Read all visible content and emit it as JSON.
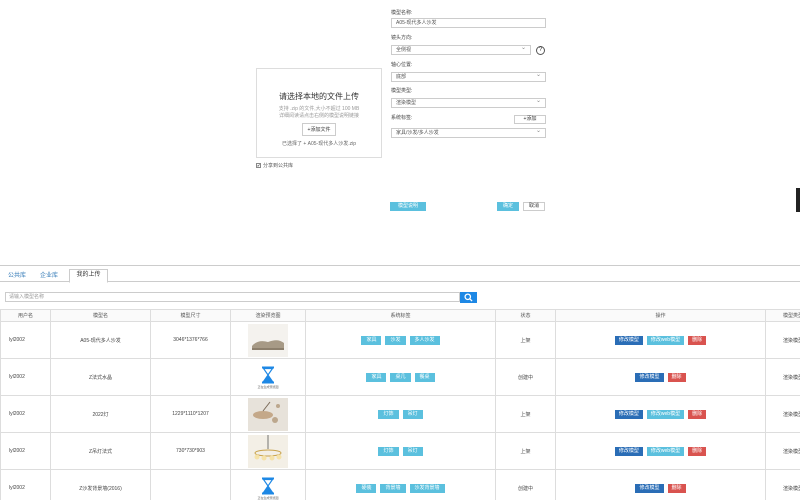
{
  "upload": {
    "title": "请选择本地的文件上传",
    "hint_line1": "支持 .zip 的文件,大小不超过 100 MB",
    "hint_line2": "详细阅读请点击右侧的模型说明链接",
    "add_file_label": "+添加文件",
    "chosen_file": "已选择了 + A05-现代多人沙发.zip",
    "share_label": "分享到公共库",
    "share_checked": "✔"
  },
  "form": {
    "name_label": "模型名称:",
    "name_value": "A05-现代多人沙发",
    "orientation_label": "镜头方向:",
    "orientation_value": "全侧视",
    "axis_label": "轴心位置:",
    "axis_value": "底部",
    "type_label": "模型类型:",
    "type_value": "渲染模型",
    "tag_label": "系统标签:",
    "add_tag_label": "+添加",
    "tag_value": "家具/沙发/多人沙发",
    "help_symbol": "?"
  },
  "actions": {
    "model_doc": "模型说明",
    "confirm": "确定",
    "cancel": "取消"
  },
  "library": {
    "tabs": [
      "公共库",
      "企业库",
      "我的上传"
    ],
    "search_placeholder": "请输入模型名称",
    "columns": [
      "用户名",
      "模型名",
      "模型尺寸",
      "渲染预览图",
      "系统标签",
      "状态",
      "操作",
      "模型类型"
    ],
    "ops": {
      "edit": "修改模型",
      "web_edit": "修改web模型",
      "delete": "删除"
    },
    "hourglass_caption": "正在生成预览图",
    "rows": [
      {
        "user": "lyl2002",
        "name": "A05-现代多人沙发",
        "size": "3046*1376*766",
        "preview": "sofa",
        "tags": [
          "家具",
          "沙发",
          "多人沙发"
        ],
        "status": "上架",
        "ops": [
          "edit",
          "web_edit",
          "delete"
        ],
        "model_type": "渲染模型"
      },
      {
        "user": "lyl2002",
        "name": "Z法式水晶",
        "size": "",
        "preview": "hourglass",
        "tags": [
          "家具",
          "桌几",
          "餐桌"
        ],
        "status": "创建中",
        "ops": [
          "edit",
          "delete"
        ],
        "model_type": "渲染模型"
      },
      {
        "user": "lyl2002",
        "name": "2022灯",
        "size": "1229*1110*1207",
        "preview": "lamp",
        "tags": [
          "灯饰",
          "吊灯"
        ],
        "status": "上架",
        "ops": [
          "edit",
          "web_edit",
          "delete"
        ],
        "model_type": "渲染模型"
      },
      {
        "user": "lyl2002",
        "name": "Z吊灯法式",
        "size": "730*730*903",
        "preview": "chandelier",
        "tags": [
          "灯饰",
          "吊灯"
        ],
        "status": "上架",
        "ops": [
          "edit",
          "web_edit",
          "delete"
        ],
        "model_type": "渲染模型"
      },
      {
        "user": "lyl2002",
        "name": "Z沙发背景墙(2016)",
        "size": "",
        "preview": "hourglass",
        "tags": [
          "硬装",
          "背景墙",
          "沙发背景墙"
        ],
        "status": "创建中",
        "ops": [
          "edit",
          "delete"
        ],
        "model_type": "渲染模型"
      }
    ]
  },
  "colors": {
    "tag_bg": "#5bc0de",
    "edit_bg": "#2a6db6",
    "delete_bg": "#d9534f",
    "search_btn": "#1e88e5"
  },
  "icons": {
    "search": "search-icon",
    "help": "help-icon",
    "hourglass": "hourglass-icon",
    "dropdown": "chevron-down-icon"
  }
}
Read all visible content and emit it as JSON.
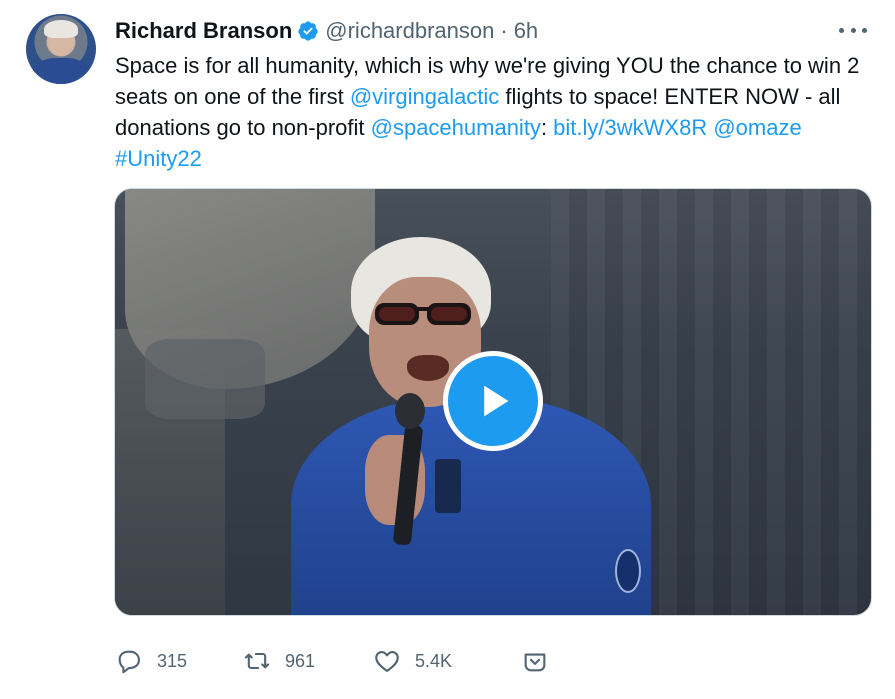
{
  "author": {
    "name": "Richard Branson",
    "handle": "@richardbranson",
    "separator": "·",
    "time": "6h",
    "verified": true
  },
  "tweet": {
    "segments": [
      {
        "text": "Space is for all humanity, which is why we're giving YOU the chance to win 2 seats on one of the first ",
        "link": false
      },
      {
        "text": "@virgingalactic",
        "link": true
      },
      {
        "text": " flights to space! ENTER NOW - all donations go to non-profit ",
        "link": false
      },
      {
        "text": "@spacehumanity",
        "link": true
      },
      {
        "text": ": ",
        "link": false
      },
      {
        "text": "bit.ly/3wkWX8R",
        "link": true
      },
      {
        "text": " ",
        "link": false
      },
      {
        "text": "@omaze",
        "link": true
      },
      {
        "text": " ",
        "link": false
      },
      {
        "text": "#Unity22",
        "link": true
      }
    ]
  },
  "media": {
    "type": "video",
    "play_icon": "play-icon"
  },
  "actions": {
    "reply": {
      "icon": "reply-icon",
      "count": "315"
    },
    "retweet": {
      "icon": "retweet-icon",
      "count": "961"
    },
    "like": {
      "icon": "heart-icon",
      "count": "5.4K"
    },
    "share": {
      "icon": "share-icon"
    }
  },
  "colors": {
    "link": "#1d9bf0",
    "secondary_text": "#536471",
    "primary_text": "#0f1419",
    "verified": "#1d9bf0"
  }
}
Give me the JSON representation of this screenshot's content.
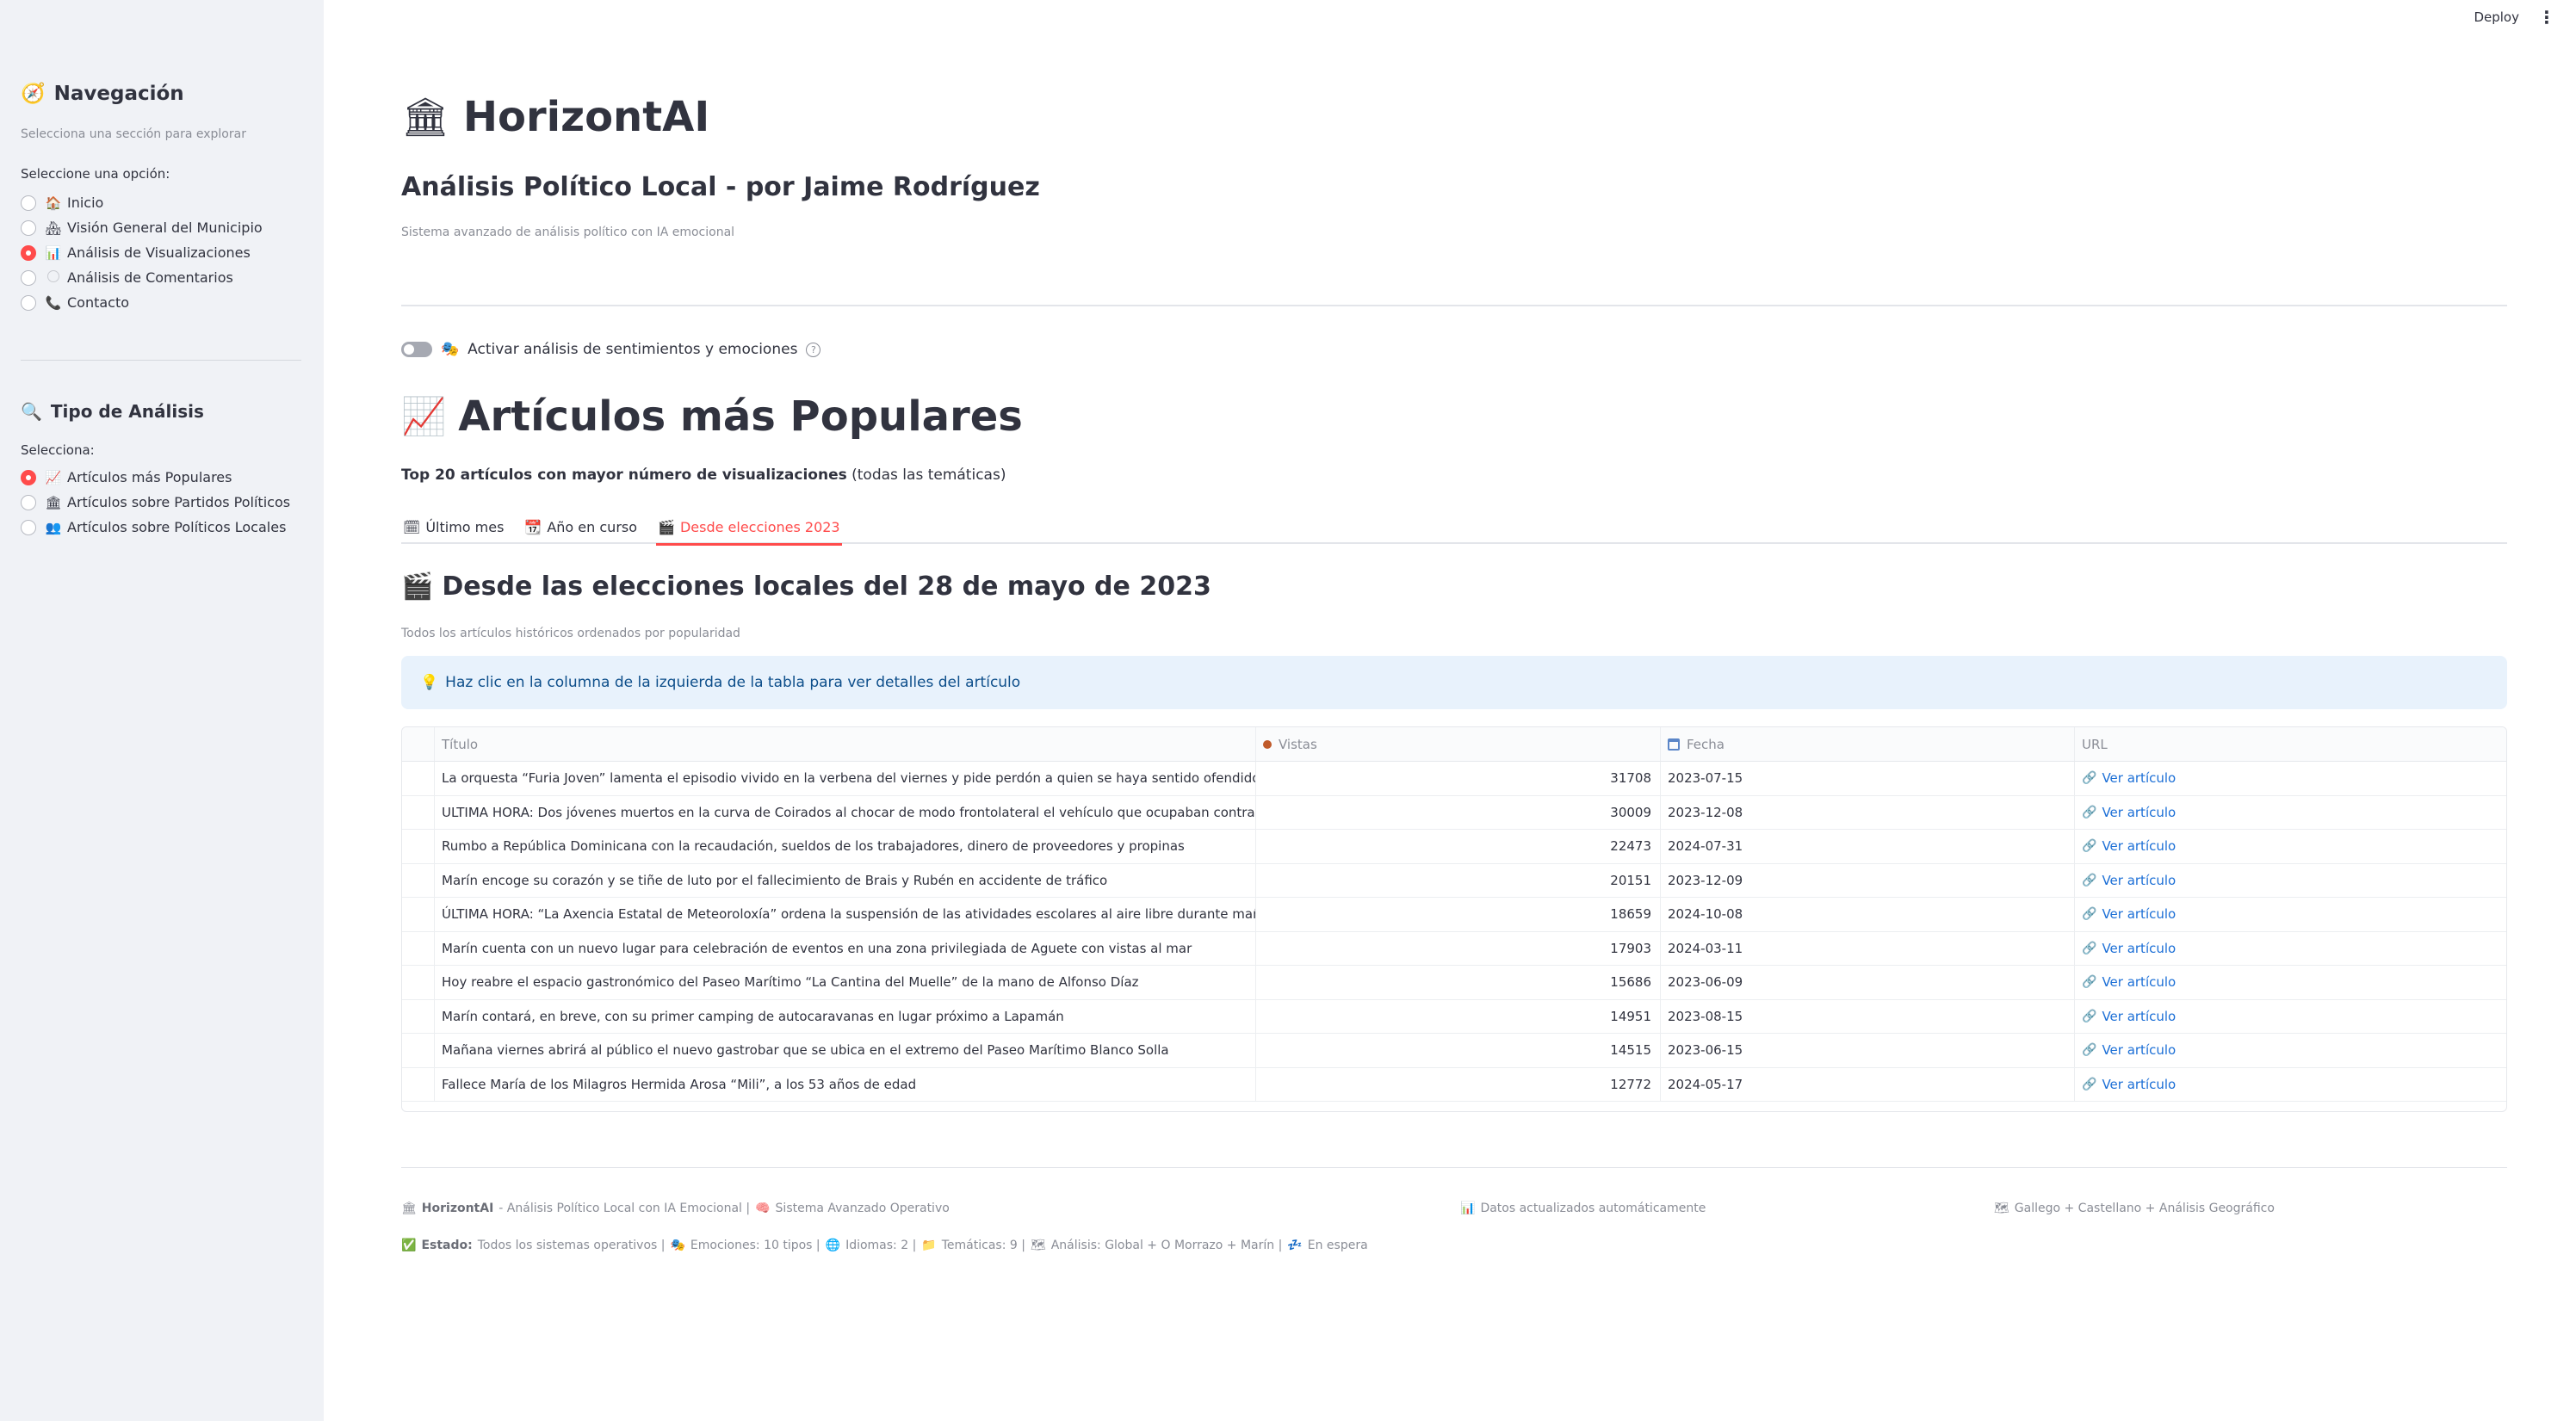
{
  "topbar": {
    "deploy_label": "Deploy"
  },
  "sidebar": {
    "nav_heading": "Navegación",
    "nav_caption": "Selecciona una sección para explorar",
    "nav_label": "Seleccione una opción:",
    "nav_items": [
      {
        "icon": "🏠",
        "label": "Inicio",
        "selected": false
      },
      {
        "icon": "🏘",
        "label": "Visión General del Municipio",
        "selected": false
      },
      {
        "icon": "📊",
        "label": "Análisis de Visualizaciones",
        "selected": true
      },
      {
        "icon": "",
        "label": "Análisis de Comentarios",
        "selected": false
      },
      {
        "icon": "📞",
        "label": "Contacto",
        "selected": false
      }
    ],
    "analysis_heading": "Tipo de Análisis",
    "analysis_label": "Selecciona:",
    "analysis_items": [
      {
        "icon": "📈",
        "label": "Artículos más Populares",
        "selected": true
      },
      {
        "icon": "🏛",
        "label": "Artículos sobre Partidos Políticos",
        "selected": false
      },
      {
        "icon": "👥",
        "label": "Artículos sobre Políticos Locales",
        "selected": false
      }
    ]
  },
  "header": {
    "app_title": "HorizontAI",
    "subtitle": "Análisis Político Local - por Jaime Rodríguez",
    "caption": "Sistema avanzado de análisis político con IA emocional"
  },
  "toggle": {
    "label": "Activar análisis de sentimientos y emociones",
    "on": false
  },
  "section": {
    "title": "Artículos más Populares",
    "desc_bold": "Top 20 artículos con mayor número de visualizaciones",
    "desc_rest": " (todas las temáticas)"
  },
  "tabs": [
    {
      "label": "Último mes",
      "active": false
    },
    {
      "label": "Año en curso",
      "active": false
    },
    {
      "label": "Desde elecciones 2023",
      "active": true
    }
  ],
  "subsection": {
    "title": "Desde las elecciones locales del 28 de mayo de 2023",
    "caption": "Todos los artículos históricos ordenados por popularidad"
  },
  "info": {
    "text": "Haz clic en la columna de la izquierda de la tabla para ver detalles del artículo"
  },
  "table": {
    "headers": {
      "title": "Título",
      "views": "Vistas",
      "date": "Fecha",
      "url": "URL"
    },
    "link_text": "Ver artículo",
    "rows": [
      {
        "title": "La orquesta “Furia Joven” lamenta el episodio vivido en la verbena del viernes y pide perdón a quien se haya sentido ofendido",
        "views": "31708",
        "date": "2023-07-15"
      },
      {
        "title": "ULTIMA HORA: Dos jóvenes muertos  en la curva de Coirados al chocar de modo frontolateral el vehículo que ocupaban contra otro",
        "views": "30009",
        "date": "2023-12-08"
      },
      {
        "title": "Rumbo a República Dominicana con la recaudación, sueldos de los trabajadores, dinero de proveedores y propinas",
        "views": "22473",
        "date": "2024-07-31"
      },
      {
        "title": "Marín encoge su corazón y se tiñe de luto por el fallecimiento de Brais y Rubén en accidente de tráfico",
        "views": "20151",
        "date": "2023-12-09"
      },
      {
        "title": "ÚLTIMA HORA: “La Axencia Estatal de Meteoroloxía” ordena la suspensión de las atividades escolares al aire libre durante mañana miércoles",
        "views": "18659",
        "date": "2024-10-08"
      },
      {
        "title": "Marín cuenta con un nuevo lugar para celebración de eventos en una zona privilegiada de Aguete con vistas al mar",
        "views": "17903",
        "date": "2024-03-11"
      },
      {
        "title": "Hoy reabre el espacio gastronómico del Paseo Marítimo “La Cantina del Muelle” de la mano de Alfonso Díaz",
        "views": "15686",
        "date": "2023-06-09"
      },
      {
        "title": "Marín contará, en breve, con su primer camping de autocaravanas en lugar próximo a Lapamán",
        "views": "14951",
        "date": "2023-08-15"
      },
      {
        "title": "Mañana viernes abrirá al público el nuevo gastrobar que se ubica en el extremo del Paseo Marítimo Blanco Solla",
        "views": "14515",
        "date": "2023-06-15"
      },
      {
        "title": "Fallece María de los Milagros Hermida Arosa “Mili”, a los 53 años de edad",
        "views": "12772",
        "date": "2024-05-17"
      }
    ]
  },
  "footer": {
    "brand": "HorizontAI",
    "brand_rest": " - Análisis Político Local con IA Emocional | ",
    "system": "Sistema Avanzado Operativo",
    "updated": "Datos actualizados automáticamente",
    "langs": "Gallego + Castellano + Análisis Geográfico",
    "status_label": "Estado:",
    "status_rest": " Todos los sistemas operativos | ",
    "emotions": "Emociones: 10 tipos | ",
    "languages": "Idiomas: 2 | ",
    "topics": "Temáticas: 9 | ",
    "analysis": "Análisis: Global + O Morrazo + Marín | ",
    "waiting": "En espera"
  },
  "colors": {
    "accent": "#ff4b4b",
    "link": "#1c6fd6",
    "info_bg": "#e8f2fc",
    "sidebar_bg": "#f0f2f6"
  }
}
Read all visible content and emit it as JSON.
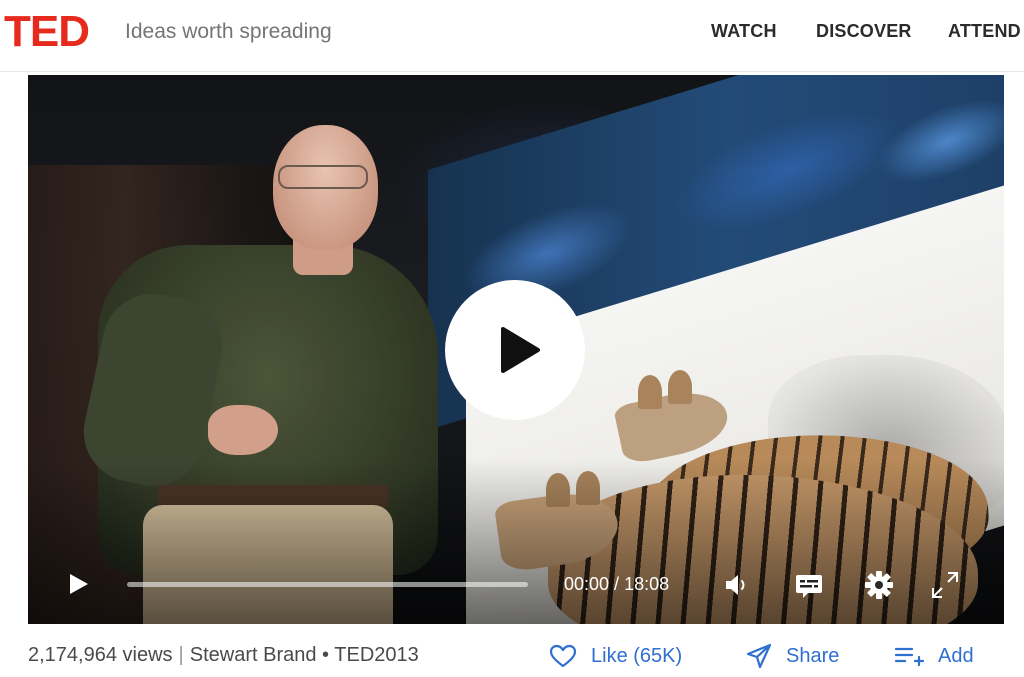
{
  "header": {
    "logo": "TED",
    "tagline": "Ideas worth spreading",
    "nav": [
      "WATCH",
      "DISCOVER",
      "ATTEND"
    ]
  },
  "player": {
    "time_current": "00:00",
    "time_separator": " / ",
    "time_total": "18:08",
    "progress_fraction": 0,
    "icons": [
      "play-icon",
      "volume-icon",
      "captions-icon",
      "settings-icon",
      "fullscreen-icon"
    ]
  },
  "meta": {
    "views": "2,174,964 views",
    "separator": "|",
    "speaker": "Stewart Brand",
    "bullet": "•",
    "event": "TED2013"
  },
  "actions": {
    "like": "Like (65K)",
    "share": "Share",
    "add": "Add"
  },
  "colors": {
    "brand_red": "#e62b1e",
    "action_blue": "#2f6fd0"
  }
}
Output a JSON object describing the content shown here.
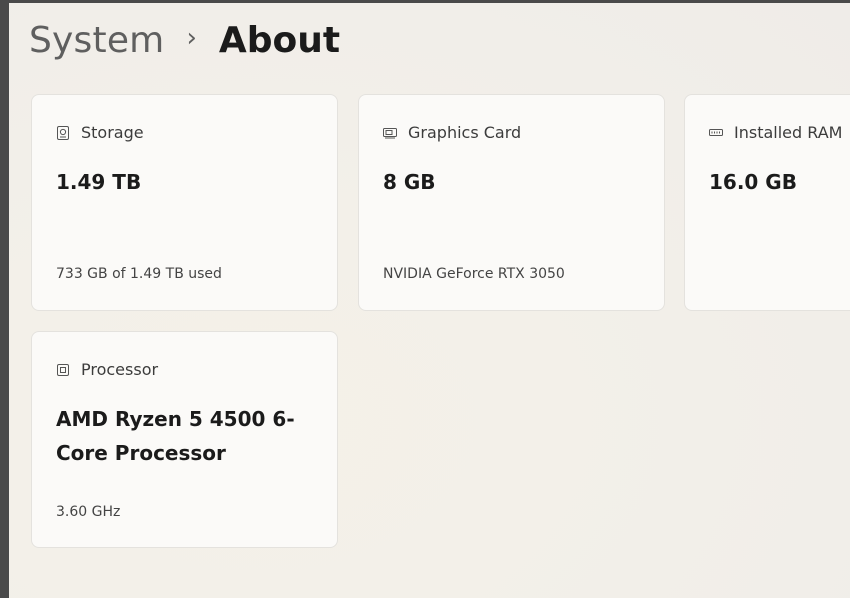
:::
Stated exercise => From the entries above, collect every line with the string "size" in it.

Completed exercise =>
        "size": "3046*1376*766",
        "size": "",
        "size": "1229*1110*1207",
        "size": "730*730*903",
        "size": "",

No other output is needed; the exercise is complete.